(Dataset excerpt)
────────────────────────────────────────

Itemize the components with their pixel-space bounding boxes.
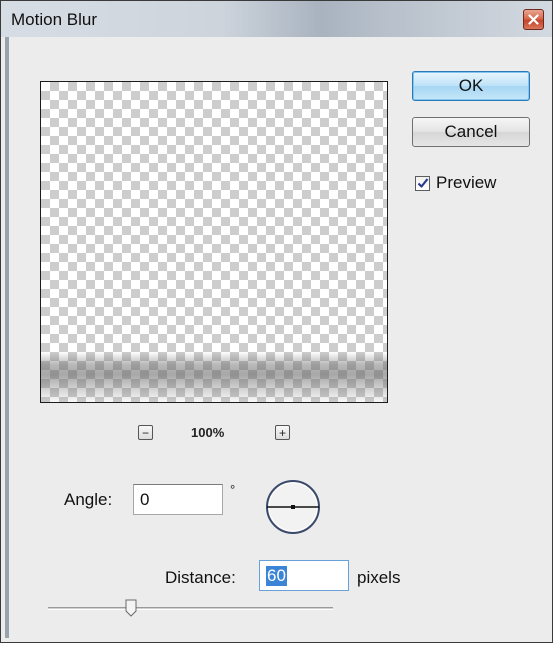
preview-label: Preview [436, 173, 497, 192]
plus-icon: + [278, 425, 286, 440]
close-x-icon [528, 14, 539, 25]
angle-input[interactable] [133, 484, 223, 515]
close-button[interactable] [523, 9, 544, 30]
cancel-button[interactable]: Cancel [412, 117, 530, 147]
title-bar[interactable]: Motion Blur [1, 1, 552, 37]
angle-label: Angle: [64, 490, 113, 509]
zoom-in-button[interactable]: + [275, 425, 290, 440]
checkmark-icon [417, 178, 428, 188]
distance-input[interactable]: 60 [259, 560, 349, 591]
preview-canvas[interactable] [40, 81, 388, 403]
ok-button[interactable]: OK [412, 71, 530, 101]
degree-symbol: ° [230, 482, 236, 497]
slider-thumb-icon[interactable] [125, 599, 137, 617]
zoom-level: 100% [191, 425, 225, 440]
preview-checkbox[interactable] [415, 175, 430, 191]
zoom-out-button[interactable]: − [138, 425, 153, 440]
dialog-title: Motion Blur [11, 10, 97, 29]
minus-icon: − [141, 425, 149, 440]
motion-blur-dialog: Motion Blur OK Cancel Preview − 100% + A… [0, 0, 553, 643]
distance-label: Distance: [165, 568, 236, 587]
preview-toggle[interactable]: Preview [415, 173, 496, 193]
pixels-unit-label: pixels [357, 568, 401, 587]
motion-blur-preview-band [41, 352, 387, 402]
distance-value-selected: 60 [266, 565, 287, 586]
distance-slider-track[interactable] [48, 607, 333, 610]
angle-dial-icon[interactable] [264, 478, 322, 536]
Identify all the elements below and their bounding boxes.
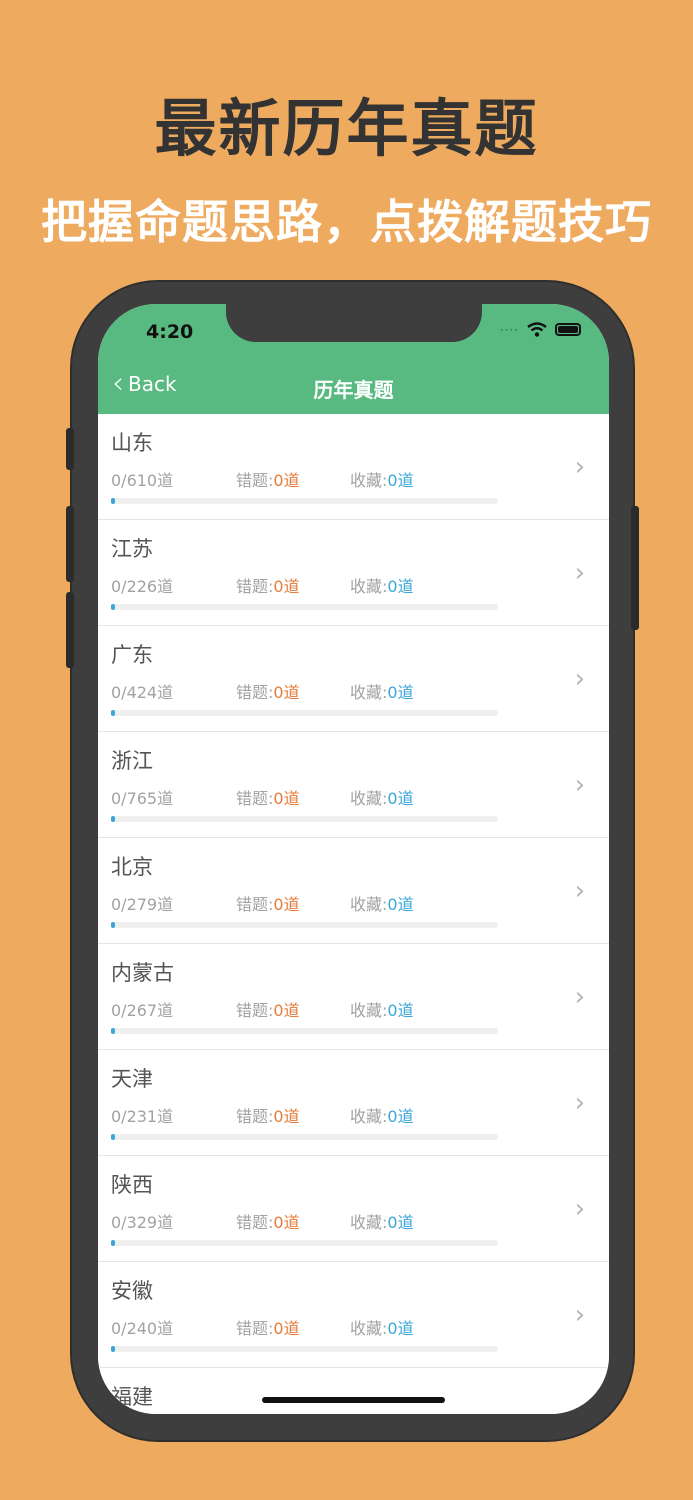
item-progress-count: 0/424道 [111, 683, 174, 702]
progress-track [111, 1240, 498, 1246]
progress-fill [111, 816, 115, 822]
item-fav-count: 收藏:0道 [350, 895, 414, 914]
list-item[interactable]: 内蒙古 0/267道 错题:0道 收藏:0道 › [98, 944, 609, 1050]
item-wrong-count: 错题:0道 [236, 1319, 300, 1338]
item-progress-count: 0/267道 [111, 1001, 174, 1020]
chevron-right-icon: › [574, 1300, 585, 1330]
item-wrong-count: 错题:0道 [236, 471, 300, 490]
progress-fill [111, 1134, 115, 1140]
chevron-right-icon: › [574, 558, 585, 588]
status-icons: ···· [500, 322, 581, 337]
item-name: 山东 [111, 431, 153, 455]
item-fav-count: 收藏:0道 [350, 1213, 414, 1232]
item-fav-count: 收藏:0道 [350, 471, 414, 490]
chevron-right-icon: › [574, 1194, 585, 1224]
item-wrong-count: 错题:0道 [236, 683, 300, 702]
item-progress-count: 0/765道 [111, 789, 174, 808]
item-name: 陕西 [111, 1173, 153, 1197]
chevron-right-icon: › [574, 982, 585, 1012]
item-progress-count: 0/610道 [111, 471, 174, 490]
progress-track [111, 816, 498, 822]
item-wrong-count: 错题:0道 [236, 577, 300, 596]
phone-screen: 4:20 ···· ‹ Back 历年真题 山东 0/610道 错题:0道 收藏… [98, 304, 609, 1414]
item-name: 江苏 [111, 537, 153, 561]
status-time: 4:20 [146, 321, 194, 343]
progress-fill [111, 710, 115, 716]
progress-fill [111, 1240, 115, 1246]
item-name: 广东 [111, 643, 153, 667]
progress-fill [111, 1346, 115, 1352]
promo-subtitle: 把握命题思路，点拨解题技巧 [41, 195, 652, 249]
item-progress-count: 0/226道 [111, 577, 174, 596]
chevron-right-icon: › [574, 664, 585, 694]
item-fav-count: 收藏:0道 [350, 1001, 414, 1020]
progress-track [111, 498, 498, 504]
progress-track [111, 1346, 498, 1352]
chevron-right-icon: › [574, 1088, 585, 1118]
list-item[interactable]: 陕西 0/329道 错题:0道 收藏:0道 › [98, 1156, 609, 1262]
chevron-right-icon: › [575, 1406, 585, 1414]
item-name: 安徽 [111, 1279, 153, 1303]
progress-track [111, 922, 498, 928]
phone-volume-down [66, 592, 74, 668]
list-item[interactable]: 江苏 0/226道 错题:0道 收藏:0道 › [98, 520, 609, 626]
nav-header: 4:20 ···· ‹ Back 历年真题 [98, 304, 609, 414]
item-progress-count: 0/231道 [111, 1107, 174, 1126]
item-wrong-count: 错题:0道 [236, 789, 300, 808]
progress-fill [111, 604, 115, 610]
progress-track [111, 1134, 498, 1140]
item-progress-count: 0/240道 [111, 1319, 174, 1338]
battery-icon [555, 323, 581, 336]
progress-track [111, 604, 498, 610]
phone-mute-switch [66, 428, 74, 470]
progress-track [111, 1028, 498, 1034]
progress-fill [111, 498, 115, 504]
chevron-right-icon: › [574, 876, 585, 906]
item-wrong-count: 错题:0道 [236, 1107, 300, 1126]
chevron-right-icon: › [574, 770, 585, 800]
item-name: 内蒙古 [111, 961, 174, 985]
phone-power-button [631, 506, 639, 630]
item-wrong-count: 错题:0道 [236, 895, 300, 914]
promo-title: 最新历年真题 [154, 92, 539, 165]
list-item[interactable]: 天津 0/231道 错题:0道 收藏:0道 › [98, 1050, 609, 1156]
list-item[interactable]: 福建 › [98, 1368, 609, 1414]
item-progress-count: 0/279道 [111, 895, 174, 914]
list-item[interactable]: 山东 0/610道 错题:0道 收藏:0道 › [98, 414, 609, 520]
item-progress-count: 0/329道 [111, 1213, 174, 1232]
item-name: 福建 [111, 1385, 153, 1409]
phone-volume-up [66, 506, 74, 582]
list-item[interactable]: 广东 0/424道 错题:0道 收藏:0道 › [98, 626, 609, 732]
notch [226, 304, 482, 342]
progress-fill [111, 922, 115, 928]
item-name: 天津 [111, 1067, 153, 1091]
progress-track [111, 710, 498, 716]
list-item[interactable]: 安徽 0/240道 错题:0道 收藏:0道 › [98, 1262, 609, 1368]
item-fav-count: 收藏:0道 [350, 577, 414, 596]
item-fav-count: 收藏:0道 [350, 1107, 414, 1126]
signal-icon: ···· [499, 322, 519, 337]
wifi-icon [527, 322, 547, 337]
chevron-right-icon: › [574, 452, 585, 482]
item-fav-count: 收藏:0道 [350, 683, 414, 702]
item-fav-count: 收藏:0道 [350, 1319, 414, 1338]
item-fav-count: 收藏:0道 [350, 789, 414, 808]
province-list: 山东 0/610道 错题:0道 收藏:0道 › 江苏 0/226道 错题:0道 … [98, 414, 609, 1414]
list-item[interactable]: 北京 0/279道 错题:0道 收藏:0道 › [98, 838, 609, 944]
list-item[interactable]: 浙江 0/765道 错题:0道 收藏:0道 › [98, 732, 609, 838]
item-wrong-count: 错题:0道 [236, 1213, 300, 1232]
item-name: 北京 [111, 855, 153, 879]
page-title: 历年真题 [313, 378, 394, 402]
item-name: 浙江 [111, 749, 153, 773]
progress-fill [111, 1028, 115, 1034]
home-indicator [262, 1397, 445, 1403]
item-wrong-count: 错题:0道 [236, 1001, 300, 1020]
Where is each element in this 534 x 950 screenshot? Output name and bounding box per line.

────────────────────────────────────────

**Work required:** Can you reproduce every line of the material above character for character, omitting the pictures?

**Task output:**
Itemize the components with their pixel-space bounding boxes.
preview-label: Preview [436, 173, 497, 192]
plus-icon: + [278, 425, 286, 440]
close-x-icon [528, 14, 539, 25]
angle-input[interactable] [133, 484, 223, 515]
close-button[interactable] [523, 9, 544, 30]
cancel-button[interactable]: Cancel [412, 117, 530, 147]
title-bar[interactable]: Motion Blur [1, 1, 552, 37]
angle-label: Angle: [64, 490, 113, 509]
zoom-in-button[interactable]: + [275, 425, 290, 440]
checkmark-icon [417, 178, 428, 188]
distance-input[interactable]: 60 [259, 560, 349, 591]
preview-canvas[interactable] [40, 81, 388, 403]
ok-button[interactable]: OK [412, 71, 530, 101]
degree-symbol: ° [230, 482, 236, 497]
slider-thumb-icon[interactable] [125, 599, 137, 617]
zoom-level: 100% [191, 425, 225, 440]
preview-checkbox[interactable] [415, 175, 430, 191]
zoom-out-button[interactable]: − [138, 425, 153, 440]
dialog-title: Motion Blur [11, 10, 97, 29]
minus-icon: − [141, 425, 149, 440]
motion-blur-dialog: Motion Blur OK Cancel Preview − 100% + A… [0, 0, 553, 643]
distance-label: Distance: [165, 568, 236, 587]
preview-toggle[interactable]: Preview [415, 173, 496, 193]
pixels-unit-label: pixels [357, 568, 401, 587]
motion-blur-preview-band [41, 352, 387, 402]
distance-value-selected: 60 [266, 565, 287, 586]
distance-slider-track[interactable] [48, 607, 333, 610]
angle-dial-icon[interactable] [264, 478, 322, 536]
Identify all the elements below and their bounding boxes.
item-progress-count: 0/424道 [111, 683, 174, 702]
progress-track [111, 1240, 498, 1246]
progress-fill [111, 816, 115, 822]
item-fav-count: 收藏:0道 [350, 895, 414, 914]
list-item[interactable]: 内蒙古 0/267道 错题:0道 收藏:0道 › [98, 944, 609, 1050]
item-wrong-count: 错题:0道 [236, 1319, 300, 1338]
item-progress-count: 0/267道 [111, 1001, 174, 1020]
chevron-right-icon: › [574, 1300, 585, 1330]
item-wrong-count: 错题:0道 [236, 471, 300, 490]
progress-fill [111, 1134, 115, 1140]
chevron-right-icon: › [574, 558, 585, 588]
status-icons: ···· [500, 322, 581, 337]
item-name: 山东 [111, 431, 153, 455]
item-fav-count: 收藏:0道 [350, 1213, 414, 1232]
item-fav-count: 收藏:0道 [350, 471, 414, 490]
chevron-right-icon: › [574, 1194, 585, 1224]
item-wrong-count: 错题:0道 [236, 683, 300, 702]
item-progress-count: 0/765道 [111, 789, 174, 808]
item-name: 陕西 [111, 1173, 153, 1197]
chevron-right-icon: › [574, 982, 585, 1012]
item-progress-count: 0/610道 [111, 471, 174, 490]
progress-track [111, 816, 498, 822]
item-wrong-count: 错题:0道 [236, 577, 300, 596]
phone-screen: 4:20 ···· ‹ Back 历年真题 山东 0/610道 错题:0道 收藏… [98, 304, 609, 1414]
item-name: 江苏 [111, 537, 153, 561]
status-time: 4:20 [146, 321, 194, 343]
progress-fill [111, 710, 115, 716]
progress-fill [111, 1240, 115, 1246]
item-name: 广东 [111, 643, 153, 667]
progress-fill [111, 1346, 115, 1352]
promo-subtitle: 把握命题思路，点拨解题技巧 [41, 195, 652, 249]
item-progress-count: 0/226道 [111, 577, 174, 596]
chevron-right-icon: › [574, 664, 585, 694]
item-fav-count: 收藏:0道 [350, 1001, 414, 1020]
progress-track [111, 498, 498, 504]
progress-track [111, 1346, 498, 1352]
chevron-right-icon: › [574, 1088, 585, 1118]
list-item[interactable]: 陕西 0/329道 错题:0道 收藏:0道 › [98, 1156, 609, 1262]
chevron-right-icon: › [575, 1406, 585, 1414]
item-name: 安徽 [111, 1279, 153, 1303]
progress-track [111, 922, 498, 928]
phone-volume-down [66, 592, 74, 668]
list-item[interactable]: 江苏 0/226道 错题:0道 收藏:0道 › [98, 520, 609, 626]
nav-header: 4:20 ···· ‹ Back 历年真题 [98, 304, 609, 414]
item-progress-count: 0/231道 [111, 1107, 174, 1126]
item-wrong-count: 错题:0道 [236, 789, 300, 808]
progress-fill [111, 604, 115, 610]
progress-track [111, 1134, 498, 1140]
item-progress-count: 0/240道 [111, 1319, 174, 1338]
battery-icon [555, 323, 581, 336]
progress-track [111, 604, 498, 610]
phone-mute-switch [66, 428, 74, 470]
progress-track [111, 1028, 498, 1034]
progress-fill [111, 498, 115, 504]
chevron-right-icon: › [574, 876, 585, 906]
item-wrong-count: 错题:0道 [236, 1107, 300, 1126]
chevron-right-icon: › [574, 770, 585, 800]
item-name: 内蒙古 [111, 961, 174, 985]
phone-power-button [631, 506, 639, 630]
item-wrong-count: 错题:0道 [236, 895, 300, 914]
promo-title: 最新历年真题 [154, 92, 539, 165]
list-item[interactable]: 天津 0/231道 错题:0道 收藏:0道 › [98, 1050, 609, 1156]
list-item[interactable]: 福建 › [98, 1368, 609, 1414]
item-progress-count: 0/279道 [111, 895, 174, 914]
list-item[interactable]: 山东 0/610道 错题:0道 收藏:0道 › [98, 414, 609, 520]
item-progress-count: 0/329道 [111, 1213, 174, 1232]
item-name: 福建 [111, 1385, 153, 1409]
phone-volume-up [66, 506, 74, 582]
list-item[interactable]: 广东 0/424道 错题:0道 收藏:0道 › [98, 626, 609, 732]
notch [226, 304, 482, 342]
progress-fill [111, 922, 115, 928]
item-name: 天津 [111, 1067, 153, 1091]
progress-track [111, 710, 498, 716]
list-item[interactable]: 安徽 0/240道 错题:0道 收藏:0道 › [98, 1262, 609, 1368]
item-fav-count: 收藏:0道 [350, 577, 414, 596]
item-fav-count: 收藏:0道 [350, 1107, 414, 1126]
signal-icon: ···· [499, 322, 519, 337]
wifi-icon [527, 322, 547, 337]
chevron-right-icon: › [574, 452, 585, 482]
item-fav-count: 收藏:0道 [350, 683, 414, 702]
item-fav-count: 收藏:0道 [350, 1319, 414, 1338]
item-fav-count: 收藏:0道 [350, 789, 414, 808]
province-list: 山东 0/610道 错题:0道 收藏:0道 › 江苏 0/226道 错题:0道 … [98, 414, 609, 1414]
list-item[interactable]: 北京 0/279道 错题:0道 收藏:0道 › [98, 838, 609, 944]
list-item[interactable]: 浙江 0/765道 错题:0道 收藏:0道 › [98, 732, 609, 838]
item-wrong-count: 错题:0道 [236, 1213, 300, 1232]
item-name: 北京 [111, 855, 153, 879]
page-title: 历年真题 [313, 378, 394, 402]
item-name: 浙江 [111, 749, 153, 773]
progress-fill [111, 1028, 115, 1034]
home-indicator [262, 1397, 445, 1403]
item-wrong-count: 错题:0道 [236, 1001, 300, 1020]
Where is each element in this 534 x 950 screenshot? Output name and bounding box per line.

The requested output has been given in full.